[Exercise brief] Write out the records that appear below, verbatim and complete, but without pictures.

[Dataset]
--------
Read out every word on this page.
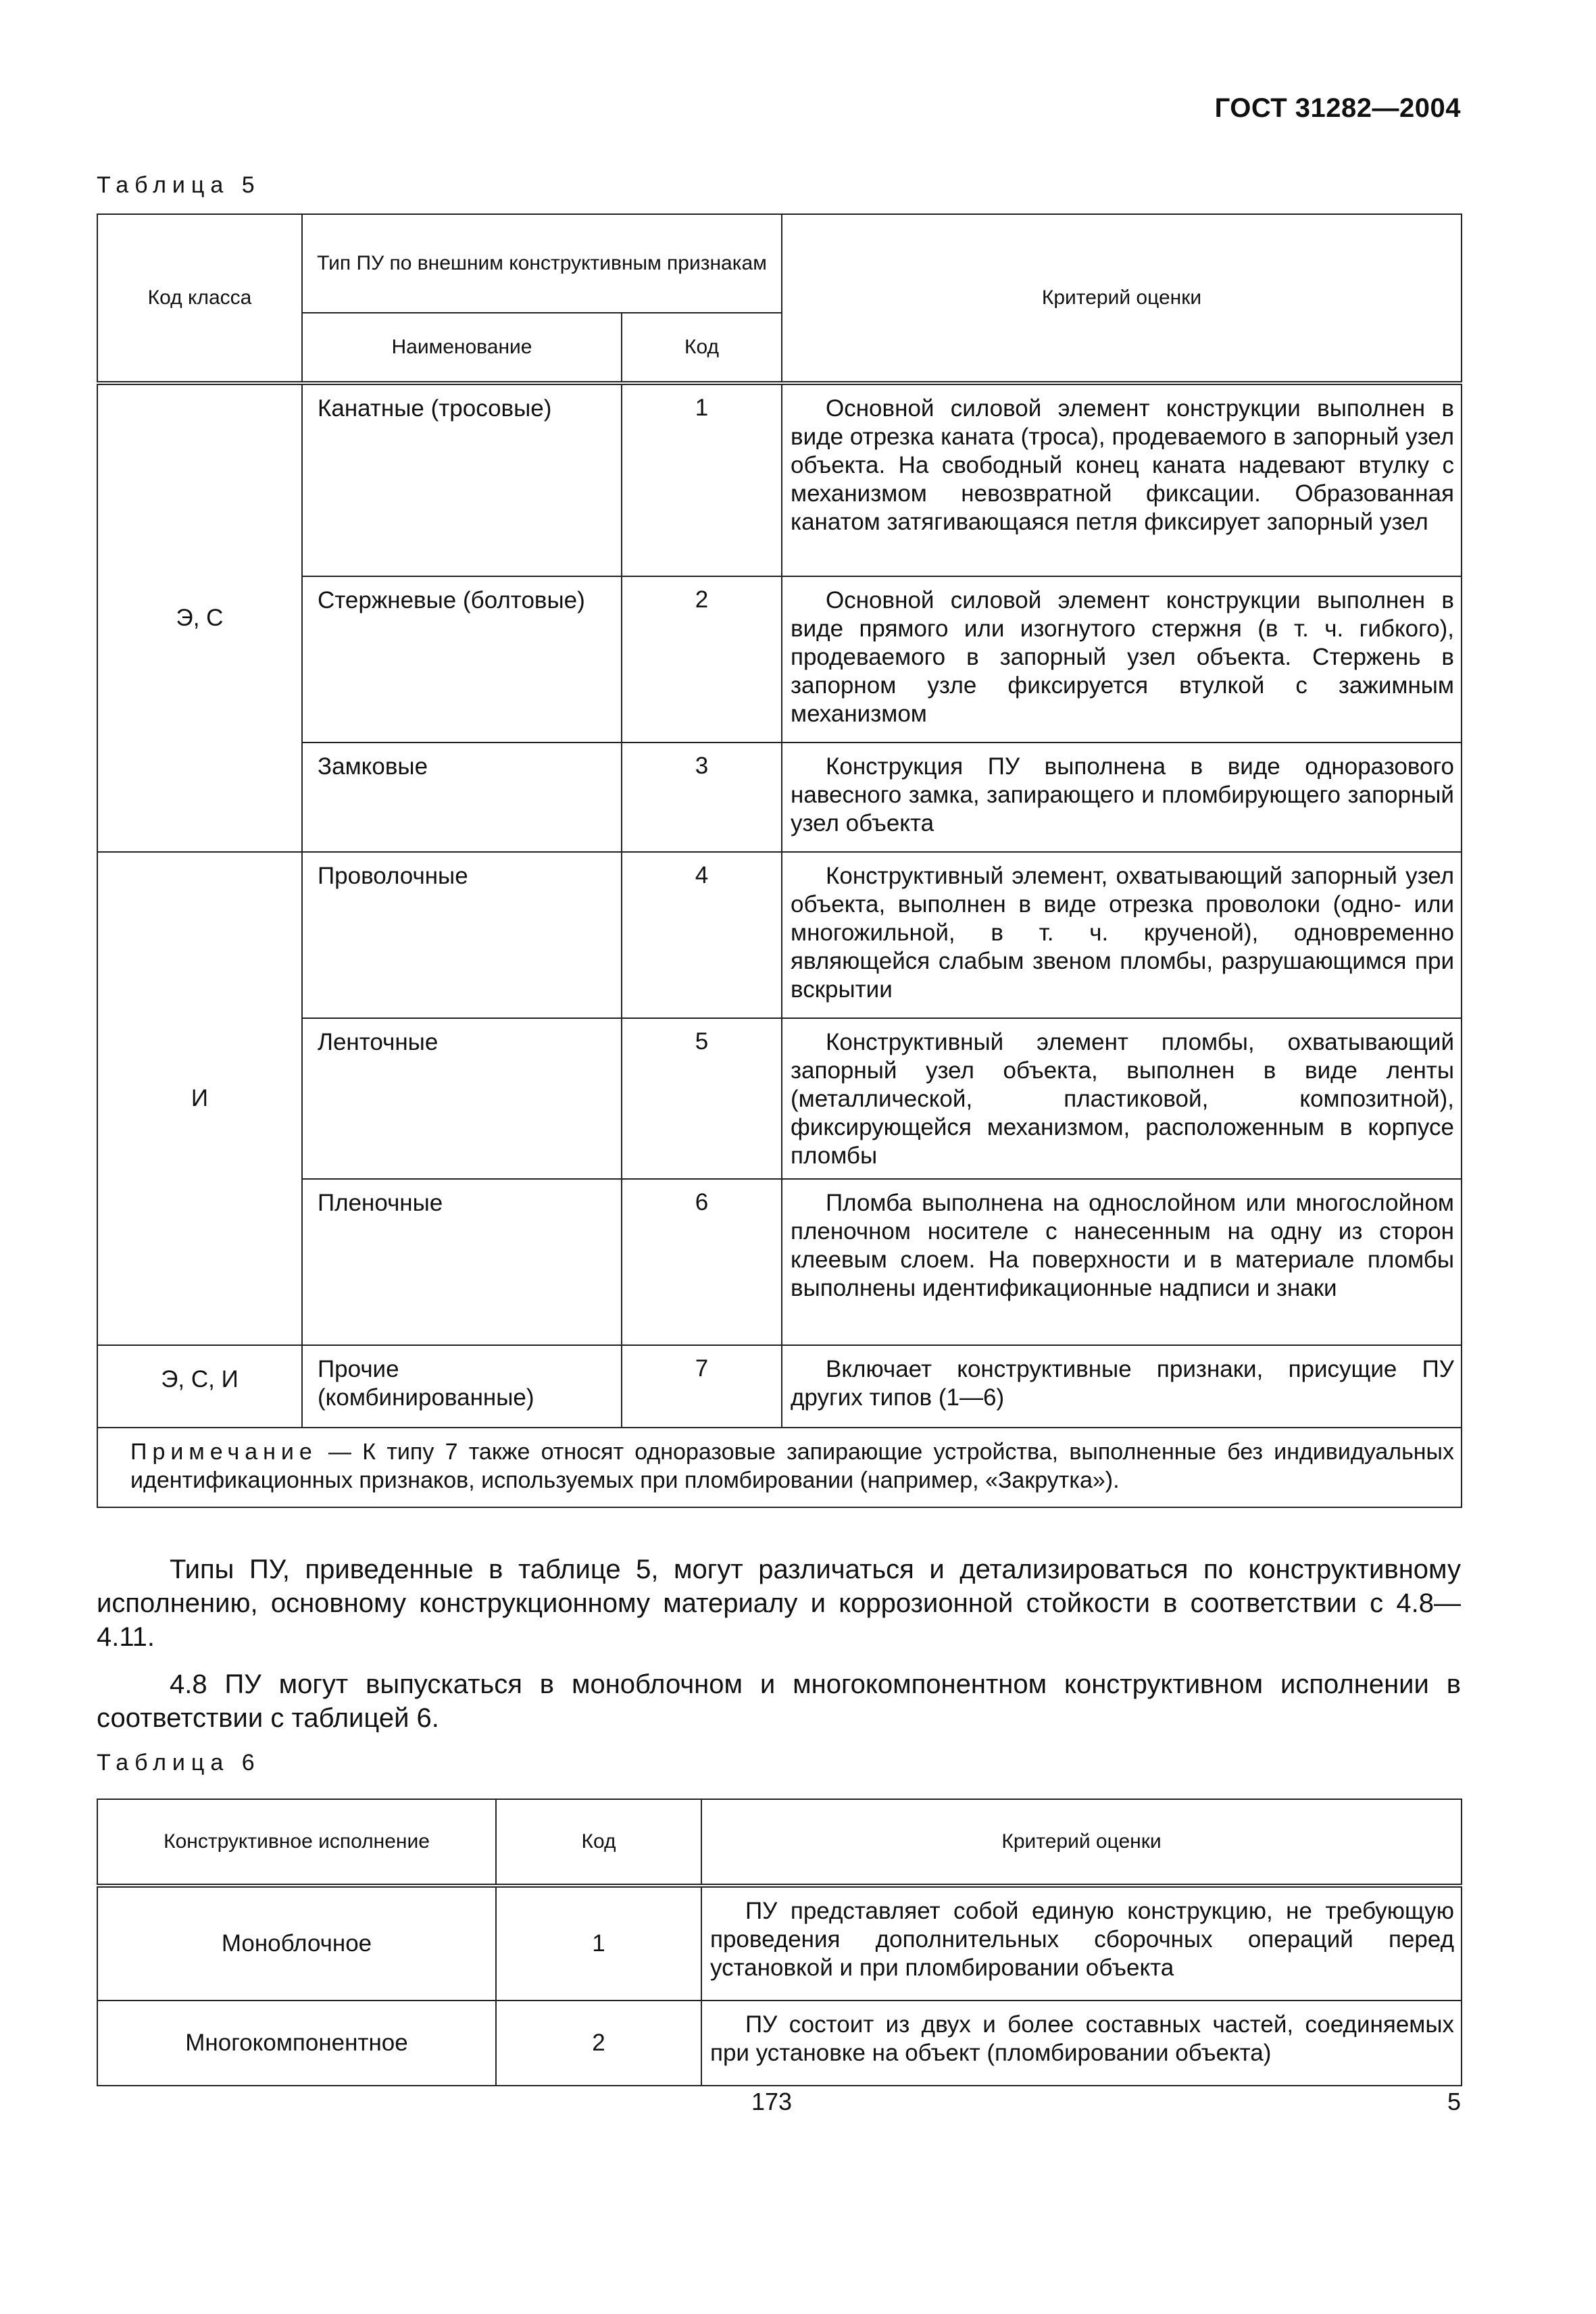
ГОСТ 31282—2004
Таблица 5
Код класса	Тип ПУ по внешним конструктивным признакам		Критерий оценки
	Наименование	Код	
Э, С	Канатные (тросовые)	1	Основной силовой элемент конструкции выполнен в виде отрезка каната (троса), продеваемого в запорный узел объекта. На свободный конец каната надевают втулку с механизмом невозвратной фиксации. Образованная канатом затягивающаяся петля фиксирует запорный узел
	Стержневые (болтовые)	2	Основной силовой элемент конструкции выполнен в виде прямого или изогнутого стержня (в т. ч. гибкого), продеваемого в запорный узел объекта. Стержень в запорном узле фиксируется втулкой с зажимным механизмом
	Замковые	3	Конструкция ПУ выполнена в виде одноразового навесного замка, запирающего и пломбирующего запорный узел объекта
И	Проволочные	4	Конструктивный элемент, охватывающий запорный узел объекта, выполнен в виде отрезка проволоки (одно- или многожильной, в т. ч. крученой), одновременно являющейся слабым звеном пломбы, разрушающимся при вскрытии
	Ленточные	5	Конструктивный элемент пломбы, охватывающий запорный узел объекта, выполнен в виде ленты (металлической, пластиковой, композитной), фиксирующейся механизмом, расположенным в корпусе пломбы
	Пленочные	6	Пломба выполнена на однослойном или многослойном пленочном носителе с нанесенным на одну из сторон клеевым слоем. На поверхности и в материале пломбы выполнены идентификационные надписи и знаки
Э, С, И	Прочие (комбинированные)	7	Включает конструктивные признаки, присущие ПУ других типов (1—6)
Примечание — К типу 7 также относят одноразовые запирающие устройства, выполненные без индивидуальных идентификационных признаков, используемых при пломбировании (например, «Закрутка»).			
Типы ПУ, приведенные в таблице 5, могут различаться и детализироваться по конструктивному исполнению, основному конструкционному материалу и коррозионной стойкости в соответствии с 4.8—4.11.
4.8 ПУ могут выпускаться в моноблочном и многокомпонентном конструктивном исполнении в соответствии с таблицей 6.
Таблица 6
Конструктивное исполнение	Код	Критерий оценки
Моноблочное	1	ПУ представляет собой единую конструкцию, не требующую проведения дополнительных сборочных операций перед установкой и при пломбировании объекта
Многокомпонентное	2	ПУ состоит из двух и более составных частей, соединяемых при установке на объект (пломбировании объекта)
173	5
--------
[Task output]
Read out every word on this page.
ГОСТ 31282—2004
Таблица 5
Код класса	Тип ПУ по внешним конструктивным признакам		Критерий оценки
	Наименование	Код	
Э, С	Канатные (тросовые)	1	Основной силовой элемент конструкции выполнен в виде отрезка каната (троса), продеваемого в запорный узел объекта. На свободный конец каната надевают втулку с механизмом невозвратной фиксации. Образованная канатом затягивающаяся петля фиксирует запорный узел
	Стержневые (болтовые)	2	Основной силовой элемент конструкции выполнен в виде прямого или изогнутого стержня (в т. ч. гибкого), продеваемого в запорный узел объекта. Стержень в запорном узле фиксируется втулкой с зажимным механизмом
	Замковые	3	Конструкция ПУ выполнена в виде одноразового навесного замка, запирающего и пломбирующего запорный узел объекта
И	Проволочные	4	Конструктивный элемент, охватывающий запорный узел объекта, выполнен в виде отрезка проволоки (одно- или многожильной, в т. ч. крученой), одновременно являющейся слабым звеном пломбы, разрушающимся при вскрытии
	Ленточные	5	Конструктивный элемент пломбы, охватывающий запорный узел объекта, выполнен в виде ленты (металлической, пластиковой, композитной), фиксирующейся механизмом, расположенным в корпусе пломбы
	Пленочные	6	Пломба выполнена на однослойном или многослойном пленочном носителе с нанесенным на одну из сторон клеевым слоем. На поверхности и в материале пломбы выполнены идентификационные надписи и знаки
Э, С, И	Прочие (комбинированные)	7	Включает конструктивные признаки, присущие ПУ других типов (1—6)
Примечание — К типу 7 также относят одноразовые запирающие устройства, выполненные без индивидуальных идентификационных признаков, используемых при пломбировании (например, «Закрутка»).			
Типы ПУ, приведенные в таблице 5, могут различаться и детализироваться по конструктивному исполнению, основному конструкционному материалу и коррозионной стойкости в соответствии с 4.8—4.11.
4.8 ПУ могут выпускаться в моноблочном и многокомпонентном конструктивном исполнении в соответствии с таблицей 6.
Таблица 6
Конструктивное исполнение	Код	Критерий оценки
Моноблочное	1	ПУ представляет собой единую конструкцию, не требующую проведения дополнительных сборочных операций перед установкой и при пломбировании объекта
Многокомпонентное	2	ПУ состоит из двух и более составных частей, соединяемых при установке на объект (пломбировании объекта)
173	5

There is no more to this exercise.